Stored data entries
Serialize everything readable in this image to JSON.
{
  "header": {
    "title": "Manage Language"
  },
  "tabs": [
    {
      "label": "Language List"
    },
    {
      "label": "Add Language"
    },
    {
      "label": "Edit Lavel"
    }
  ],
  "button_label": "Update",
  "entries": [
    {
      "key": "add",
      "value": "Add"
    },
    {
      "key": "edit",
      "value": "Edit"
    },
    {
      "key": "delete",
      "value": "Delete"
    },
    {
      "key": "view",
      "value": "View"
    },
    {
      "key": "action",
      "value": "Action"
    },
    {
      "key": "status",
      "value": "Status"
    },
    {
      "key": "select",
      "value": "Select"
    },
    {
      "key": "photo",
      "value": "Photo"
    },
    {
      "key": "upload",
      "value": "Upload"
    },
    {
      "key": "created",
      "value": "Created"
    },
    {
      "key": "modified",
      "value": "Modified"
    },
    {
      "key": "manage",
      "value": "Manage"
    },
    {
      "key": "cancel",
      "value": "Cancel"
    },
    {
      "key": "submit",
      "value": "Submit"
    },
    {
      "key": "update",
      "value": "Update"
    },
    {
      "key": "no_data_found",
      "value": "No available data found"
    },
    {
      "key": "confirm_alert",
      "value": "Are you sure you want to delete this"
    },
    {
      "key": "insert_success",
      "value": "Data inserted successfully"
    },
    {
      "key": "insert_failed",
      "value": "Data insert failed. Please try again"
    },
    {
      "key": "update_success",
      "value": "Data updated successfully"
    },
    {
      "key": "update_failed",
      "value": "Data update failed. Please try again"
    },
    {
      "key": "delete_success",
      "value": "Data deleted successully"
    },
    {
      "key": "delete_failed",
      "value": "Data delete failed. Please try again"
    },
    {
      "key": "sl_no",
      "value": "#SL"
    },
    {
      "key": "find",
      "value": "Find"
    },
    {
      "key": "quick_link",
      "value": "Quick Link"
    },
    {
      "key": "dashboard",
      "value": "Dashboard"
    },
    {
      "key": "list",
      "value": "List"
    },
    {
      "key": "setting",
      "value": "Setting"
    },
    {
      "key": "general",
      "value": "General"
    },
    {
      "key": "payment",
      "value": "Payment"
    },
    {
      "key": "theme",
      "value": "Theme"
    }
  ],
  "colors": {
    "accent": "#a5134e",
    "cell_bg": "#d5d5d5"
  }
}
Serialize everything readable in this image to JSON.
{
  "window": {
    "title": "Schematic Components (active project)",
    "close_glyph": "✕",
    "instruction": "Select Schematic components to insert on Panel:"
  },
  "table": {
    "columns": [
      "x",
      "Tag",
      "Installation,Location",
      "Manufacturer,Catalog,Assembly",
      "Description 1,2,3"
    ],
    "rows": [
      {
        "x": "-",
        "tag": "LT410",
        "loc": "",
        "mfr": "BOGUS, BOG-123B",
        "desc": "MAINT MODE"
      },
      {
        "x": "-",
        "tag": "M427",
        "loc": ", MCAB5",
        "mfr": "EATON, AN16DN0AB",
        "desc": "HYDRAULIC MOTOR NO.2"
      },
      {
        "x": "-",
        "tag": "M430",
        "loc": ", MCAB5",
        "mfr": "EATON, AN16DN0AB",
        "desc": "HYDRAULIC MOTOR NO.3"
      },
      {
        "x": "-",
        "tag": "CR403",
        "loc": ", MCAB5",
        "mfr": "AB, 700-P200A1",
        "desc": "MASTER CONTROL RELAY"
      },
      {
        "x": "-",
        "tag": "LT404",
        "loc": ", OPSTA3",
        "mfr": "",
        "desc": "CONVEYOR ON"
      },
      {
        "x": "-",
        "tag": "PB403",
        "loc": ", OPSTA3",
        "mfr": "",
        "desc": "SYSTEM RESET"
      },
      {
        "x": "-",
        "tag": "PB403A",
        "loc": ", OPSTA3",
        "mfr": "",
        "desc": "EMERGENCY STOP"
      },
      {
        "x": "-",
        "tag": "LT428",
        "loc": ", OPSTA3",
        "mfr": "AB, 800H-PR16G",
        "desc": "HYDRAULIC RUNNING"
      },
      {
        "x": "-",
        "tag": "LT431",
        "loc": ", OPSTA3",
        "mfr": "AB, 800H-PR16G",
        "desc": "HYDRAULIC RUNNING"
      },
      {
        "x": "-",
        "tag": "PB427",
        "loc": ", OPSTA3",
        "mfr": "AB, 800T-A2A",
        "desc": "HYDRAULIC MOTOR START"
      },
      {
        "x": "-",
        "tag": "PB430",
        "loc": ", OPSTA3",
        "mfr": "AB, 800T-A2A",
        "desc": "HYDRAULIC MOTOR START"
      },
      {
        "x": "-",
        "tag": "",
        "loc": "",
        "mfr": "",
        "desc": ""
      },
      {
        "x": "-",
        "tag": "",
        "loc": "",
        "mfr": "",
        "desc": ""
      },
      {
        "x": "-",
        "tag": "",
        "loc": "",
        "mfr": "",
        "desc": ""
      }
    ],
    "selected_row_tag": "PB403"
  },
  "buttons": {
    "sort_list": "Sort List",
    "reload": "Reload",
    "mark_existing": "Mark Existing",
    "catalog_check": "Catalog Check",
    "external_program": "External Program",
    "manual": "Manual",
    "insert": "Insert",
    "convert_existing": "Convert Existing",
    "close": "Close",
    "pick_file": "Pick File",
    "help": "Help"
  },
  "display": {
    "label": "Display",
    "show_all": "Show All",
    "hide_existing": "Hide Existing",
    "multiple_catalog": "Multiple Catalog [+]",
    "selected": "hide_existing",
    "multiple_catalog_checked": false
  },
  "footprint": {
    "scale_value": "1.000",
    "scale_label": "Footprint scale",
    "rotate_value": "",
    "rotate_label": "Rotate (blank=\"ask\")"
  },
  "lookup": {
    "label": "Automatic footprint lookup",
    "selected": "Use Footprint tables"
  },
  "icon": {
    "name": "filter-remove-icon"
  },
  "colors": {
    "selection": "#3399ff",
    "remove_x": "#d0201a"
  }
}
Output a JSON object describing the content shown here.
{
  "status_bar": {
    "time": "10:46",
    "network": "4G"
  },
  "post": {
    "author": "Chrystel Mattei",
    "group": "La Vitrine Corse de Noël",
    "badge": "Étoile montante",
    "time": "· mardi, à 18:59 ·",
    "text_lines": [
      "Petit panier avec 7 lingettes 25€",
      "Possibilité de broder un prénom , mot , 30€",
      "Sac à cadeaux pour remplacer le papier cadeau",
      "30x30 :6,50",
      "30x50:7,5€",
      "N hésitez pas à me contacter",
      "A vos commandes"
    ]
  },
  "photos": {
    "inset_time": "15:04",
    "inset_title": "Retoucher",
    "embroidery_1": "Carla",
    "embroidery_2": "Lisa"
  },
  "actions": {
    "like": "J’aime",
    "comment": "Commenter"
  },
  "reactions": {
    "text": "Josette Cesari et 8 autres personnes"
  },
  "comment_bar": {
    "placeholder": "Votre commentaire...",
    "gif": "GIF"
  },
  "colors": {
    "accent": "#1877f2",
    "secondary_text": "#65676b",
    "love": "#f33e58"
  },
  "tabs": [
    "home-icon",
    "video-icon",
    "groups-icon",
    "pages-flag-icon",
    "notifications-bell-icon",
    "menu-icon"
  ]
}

**What the exercise asks**
Make an exact copy of the data above.

**Solution to the problem**
Serialize everything readable in this image to JSON.
{
  "header": {
    "title": "Manage Language"
  },
  "tabs": [
    {
      "label": "Language List"
    },
    {
      "label": "Add Language"
    },
    {
      "label": "Edit Lavel"
    }
  ],
  "button_label": "Update",
  "entries": [
    {
      "key": "add",
      "value": "Add"
    },
    {
      "key": "edit",
      "value": "Edit"
    },
    {
      "key": "delete",
      "value": "Delete"
    },
    {
      "key": "view",
      "value": "View"
    },
    {
      "key": "action",
      "value": "Action"
    },
    {
      "key": "status",
      "value": "Status"
    },
    {
      "key": "select",
      "value": "Select"
    },
    {
      "key": "photo",
      "value": "Photo"
    },
    {
      "key": "upload",
      "value": "Upload"
    },
    {
      "key": "created",
      "value": "Created"
    },
    {
      "key": "modified",
      "value": "Modified"
    },
    {
      "key": "manage",
      "value": "Manage"
    },
    {
      "key": "cancel",
      "value": "Cancel"
    },
    {
      "key": "submit",
      "value": "Submit"
    },
    {
      "key": "update",
      "value": "Update"
    },
    {
      "key": "no_data_found",
      "value": "No available data found"
    },
    {
      "key": "confirm_alert",
      "value": "Are you sure you want to delete this"
    },
    {
      "key": "insert_success",
      "value": "Data inserted successfully"
    },
    {
      "key": "insert_failed",
      "value": "Data insert failed. Please try again"
    },
    {
      "key": "update_success",
      "value": "Data updated successfully"
    },
    {
      "key": "update_failed",
      "value": "Data update failed. Please try again"
    },
    {
      "key": "delete_success",
      "value": "Data deleted successully"
    },
    {
      "key": "delete_failed",
      "value": "Data delete failed. Please try again"
    },
    {
      "key": "sl_no",
      "value": "#SL"
    },
    {
      "key": "find",
      "value": "Find"
    },
    {
      "key": "quick_link",
      "value": "Quick Link"
    },
    {
      "key": "dashboard",
      "value": "Dashboard"
    },
    {
      "key": "list",
      "value": "List"
    },
    {
      "key": "setting",
      "value": "Setting"
    },
    {
      "key": "general",
      "value": "General"
    },
    {
      "key": "payment",
      "value": "Payment"
    },
    {
      "key": "theme",
      "value": "Theme"
    }
  ],
  "colors": {
    "accent": "#a5134e",
    "cell_bg": "#d5d5d5"
  }
}
Serialize everything readable in this image to JSON.
{
  "window": {
    "title": "Schematic Components (active project)",
    "close_glyph": "✕",
    "instruction": "Select Schematic components to insert on Panel:"
  },
  "table": {
    "columns": [
      "x",
      "Tag",
      "Installation,Location",
      "Manufacturer,Catalog,Assembly",
      "Description 1,2,3"
    ],
    "rows": [
      {
        "x": "-",
        "tag": "LT410",
        "loc": "",
        "mfr": "BOGUS, BOG-123B",
        "desc": "MAINT MODE"
      },
      {
        "x": "-",
        "tag": "M427",
        "loc": ", MCAB5",
        "mfr": "EATON, AN16DN0AB",
        "desc": "HYDRAULIC MOTOR NO.2"
      },
      {
        "x": "-",
        "tag": "M430",
        "loc": ", MCAB5",
        "mfr": "EATON, AN16DN0AB",
        "desc": "HYDRAULIC MOTOR NO.3"
      },
      {
        "x": "-",
        "tag": "CR403",
        "loc": ", MCAB5",
        "mfr": "AB, 700-P200A1",
        "desc": "MASTER CONTROL RELAY"
      },
      {
        "x": "-",
        "tag": "LT404",
        "loc": ", OPSTA3",
        "mfr": "",
        "desc": "CONVEYOR ON"
      },
      {
        "x": "-",
        "tag": "PB403",
        "loc": ", OPSTA3",
        "mfr": "",
        "desc": "SYSTEM RESET"
      },
      {
        "x": "-",
        "tag": "PB403A",
        "loc": ", OPSTA3",
        "mfr": "",
        "desc": "EMERGENCY STOP"
      },
      {
        "x": "-",
        "tag": "LT428",
        "loc": ", OPSTA3",
        "mfr": "AB, 800H-PR16G",
        "desc": "HYDRAULIC RUNNING"
      },
      {
        "x": "-",
        "tag": "LT431",
        "loc": ", OPSTA3",
        "mfr": "AB, 800H-PR16G",
        "desc": "HYDRAULIC RUNNING"
      },
      {
        "x": "-",
        "tag": "PB427",
        "loc": ", OPSTA3",
        "mfr": "AB, 800T-A2A",
        "desc": "HYDRAULIC MOTOR START"
      },
      {
        "x": "-",
        "tag": "PB430",
        "loc": ", OPSTA3",
        "mfr": "AB, 800T-A2A",
        "desc": "HYDRAULIC MOTOR START"
      },
      {
        "x": "-",
        "tag": "",
        "loc": "",
        "mfr": "",
        "desc": ""
      },
      {
        "x": "-",
        "tag": "",
        "loc": "",
        "mfr": "",
        "desc": ""
      },
      {
        "x": "-",
        "tag": "",
        "loc": "",
        "mfr": "",
        "desc": ""
      }
    ],
    "selected_row_tag": "PB403"
  },
  "buttons": {
    "sort_list": "Sort List",
    "reload": "Reload",
    "mark_existing": "Mark Existing",
    "catalog_check": "Catalog Check",
    "external_program": "External Program",
    "manual": "Manual",
    "insert": "Insert",
    "convert_existing": "Convert Existing",
    "close": "Close",
    "pick_file": "Pick File",
    "help": "Help"
  },
  "display": {
    "label": "Display",
    "show_all": "Show All",
    "hide_existing": "Hide Existing",
    "multiple_catalog": "Multiple Catalog [+]",
    "selected": "hide_existing",
    "multiple_catalog_checked": false
  },
  "footprint": {
    "scale_value": "1.000",
    "scale_label": "Footprint scale",
    "rotate_value": "",
    "rotate_label": "Rotate (blank=\"ask\")"
  },
  "lookup": {
    "label": "Automatic footprint lookup",
    "selected": "Use Footprint tables"
  },
  "icon": {
    "name": "filter-remove-icon"
  },
  "colors": {
    "selection": "#3399ff",
    "remove_x": "#d0201a"
  }
}
Output a JSON object describing the content shown here.
{
  "status_bar": {
    "time": "10:46",
    "network": "4G"
  },
  "post": {
    "author": "Chrystel Mattei",
    "group": "La Vitrine Corse de Noël",
    "badge": "Étoile montante",
    "time": "· mardi, à 18:59 ·",
    "text_lines": [
      "Petit panier avec 7 lingettes 25€",
      "Possibilité de broder un prénom , mot , 30€",
      "Sac à cadeaux pour remplacer le papier cadeau",
      "30x30 :6,50",
      "30x50:7,5€",
      "N hésitez pas à me contacter",
      "A vos commandes"
    ]
  },
  "photos": {
    "inset_time": "15:04",
    "inset_title": "Retoucher",
    "embroidery_1": "Carla",
    "embroidery_2": "Lisa"
  },
  "actions": {
    "like": "J’aime",
    "comment": "Commenter"
  },
  "reactions": {
    "text": "Josette Cesari et 8 autres personnes"
  },
  "comment_bar": {
    "placeholder": "Votre commentaire...",
    "gif": "GIF"
  },
  "colors": {
    "accent": "#1877f2",
    "secondary_text": "#65676b",
    "love": "#f33e58"
  },
  "tabs": [
    "home-icon",
    "video-icon",
    "groups-icon",
    "pages-flag-icon",
    "notifications-bell-icon",
    "menu-icon"
  ]
}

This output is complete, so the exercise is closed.